Light Curve of Comet Hale-Bopp

Last Updated: 17 April 1997

To keep everyone updated on the progress of C/1995 O1 (Hale-Bopp), I have put together this page to track the light curve of this comet. The term "light curve" simply means a plot of the comet's brightness as a function of time or distance to the Sun. It is one way astronomers evaluate what a comet is doing.

General Concepts

The first step in obtaining a light curve of a comet is to obtain a series of estimates of the comet's brightness, the integrated brightness of the comet's head or coma. For relatively bright comets like Hale-Bopp, these estimates are typically made by (amateur) visual observers, who compare the comet's head to defocused stars of known brightness. The stars are defocused because the comet's head has size whereas, the stars are points of light. An observer defocuses the stars until they match the size of the comet's head. Then the relative brightness of the comet is determined by comparing the comet's brightness with the defocused comparison stars. The result is a magnitude estimate of the comet, the observed magnitude. [The brightness of stars is also expressed in magnitudes. The smaller the magnitude, the brighter the object. The brightest star in the sky, Sirius, is magnitude -1.5. Polaris, the pole star is about magnitude 2. Jupiter is about -2, and the faintest stars that can typically be seen with the naked eye (in very dark skies away from the city) are roughly magnitude 6-7. In contrast, the full Moon is about magnitude -13 and the Sun is approximately -26! A one magnitude change amounts to a factor of 2.5 in brightness. A five magnitude change is a factor of 100 in brightness.

A comet's brightness variation with respect to its distance from the Sun is often represented by a "power-law" formula:

observed magnitude = absolute magnitude + 5 log (delta) + 2.5 n log (r)

where delta is the Earth-comet (geocentric) distance in astronomical units (AU), r is the Sun-comet (heliocentric) distance in AU and n is the "power-law exponent." One AU is equal to the Earth-Sun distance - about 93 million miles or 150 million kilometers. In this equation:

The observed magnitude is what one sees when observing the comet from Earth.

The absolute magnitude is a quantity that is suppose to tell us something about the intrinsic brightness of the comet. For Hale-Bopp this number indicates an intrinsically bright comet. Unfortunately, this parameter really isn't absolute...it can change during the apparition. (In fact it has already changed during the apparition.)

The 5 log (delta) part of the equation takes into account how the comet's brightness changes with changing Earth-comet distance (delta). This assumes an inverse-squared relationship. That is, if the distance between the Earth and comet increases by a factor of 2, the brightness will decrease by a factor of (2) squared or four. A factor of 3 in distance results in a change of 9 times in brightness. This is a basic property of all light sources.

The last term, 2.5 n log (r), represents the change in brightness due to the comet's changing Sun-comet distance. If the comet's brightness varied by pure reflection, n=2 and thus, 5 log (r) or the inverse-power relationship. However, comets produce both dust and gas, thus providing more stuff to reflect light. Also, the Sun causes the gas to fluoresce. Because of this, a comet's brightness typically changes more rapidly with changing Sun-comet distance. The value of n defines how rapid this change is. For n=4, an overall average for comets, reducing the Sun-comet distance by a factor of 2 increases the brightness by 16 times (compared with the four times for pure reflection).
====
Request 1: Copy word for word the part of the comet light curve page that runs from "where delta is" down to "comet from Earth.".
The comet light curve page and the listing below it come from separate sources.
====
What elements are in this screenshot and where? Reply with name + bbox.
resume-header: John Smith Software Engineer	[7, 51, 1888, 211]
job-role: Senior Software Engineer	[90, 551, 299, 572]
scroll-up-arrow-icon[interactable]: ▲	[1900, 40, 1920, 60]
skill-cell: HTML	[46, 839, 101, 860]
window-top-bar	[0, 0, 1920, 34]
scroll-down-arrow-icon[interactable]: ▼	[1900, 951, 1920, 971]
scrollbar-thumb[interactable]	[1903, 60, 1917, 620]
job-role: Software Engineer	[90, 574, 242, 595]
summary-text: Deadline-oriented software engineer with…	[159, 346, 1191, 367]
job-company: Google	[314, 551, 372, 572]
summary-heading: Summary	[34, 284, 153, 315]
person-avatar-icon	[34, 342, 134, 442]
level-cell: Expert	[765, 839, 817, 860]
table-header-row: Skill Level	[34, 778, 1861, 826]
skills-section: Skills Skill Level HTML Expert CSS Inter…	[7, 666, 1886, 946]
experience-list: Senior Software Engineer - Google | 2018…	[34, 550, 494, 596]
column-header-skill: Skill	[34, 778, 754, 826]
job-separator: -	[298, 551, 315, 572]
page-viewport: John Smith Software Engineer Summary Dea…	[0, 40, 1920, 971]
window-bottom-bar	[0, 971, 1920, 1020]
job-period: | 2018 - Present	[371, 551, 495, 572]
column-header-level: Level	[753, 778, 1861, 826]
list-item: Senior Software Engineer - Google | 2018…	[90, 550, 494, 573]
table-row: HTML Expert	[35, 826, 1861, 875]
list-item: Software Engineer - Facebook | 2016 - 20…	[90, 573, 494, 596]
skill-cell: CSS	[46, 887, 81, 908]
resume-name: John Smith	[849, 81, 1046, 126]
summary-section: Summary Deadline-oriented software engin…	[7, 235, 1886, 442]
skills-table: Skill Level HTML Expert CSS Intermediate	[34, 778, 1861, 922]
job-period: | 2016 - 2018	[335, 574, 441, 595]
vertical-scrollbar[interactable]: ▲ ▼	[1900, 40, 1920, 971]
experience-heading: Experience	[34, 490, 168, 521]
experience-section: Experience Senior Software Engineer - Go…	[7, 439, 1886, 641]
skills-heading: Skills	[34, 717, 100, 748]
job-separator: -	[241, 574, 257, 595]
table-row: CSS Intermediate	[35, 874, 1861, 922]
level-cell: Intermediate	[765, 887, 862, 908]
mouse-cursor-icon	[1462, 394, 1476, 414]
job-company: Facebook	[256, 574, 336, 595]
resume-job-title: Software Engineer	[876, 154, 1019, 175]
====
Request 2: Quote the listing exactly, everything from its first line down to and including the line that contains "951, 1920, 971]".

Full answer 1:
where delta is the Earth-comet (geocentric) distance in astronomical units (AU), r is the Sun-comet (heliocentric) distance in AU and n is the "power-law exponent." One AU is equal to the Earth-Sun distance - about 93 million miles or 150 million kilometers. In this equation:

The observed magnitude is what one sees when observing the comet from Earth.

Full answer 2:
What elements are in this screenshot and where? Reply with name + bbox.
resume-header: John Smith Software Engineer	[7, 51, 1888, 211]
job-role: Senior Software Engineer	[90, 551, 299, 572]
scroll-up-arrow-icon[interactable]: ▲	[1900, 40, 1920, 60]
skill-cell: HTML	[46, 839, 101, 860]
window-top-bar	[0, 0, 1920, 34]
scroll-down-arrow-icon[interactable]: ▼	[1900, 951, 1920, 971]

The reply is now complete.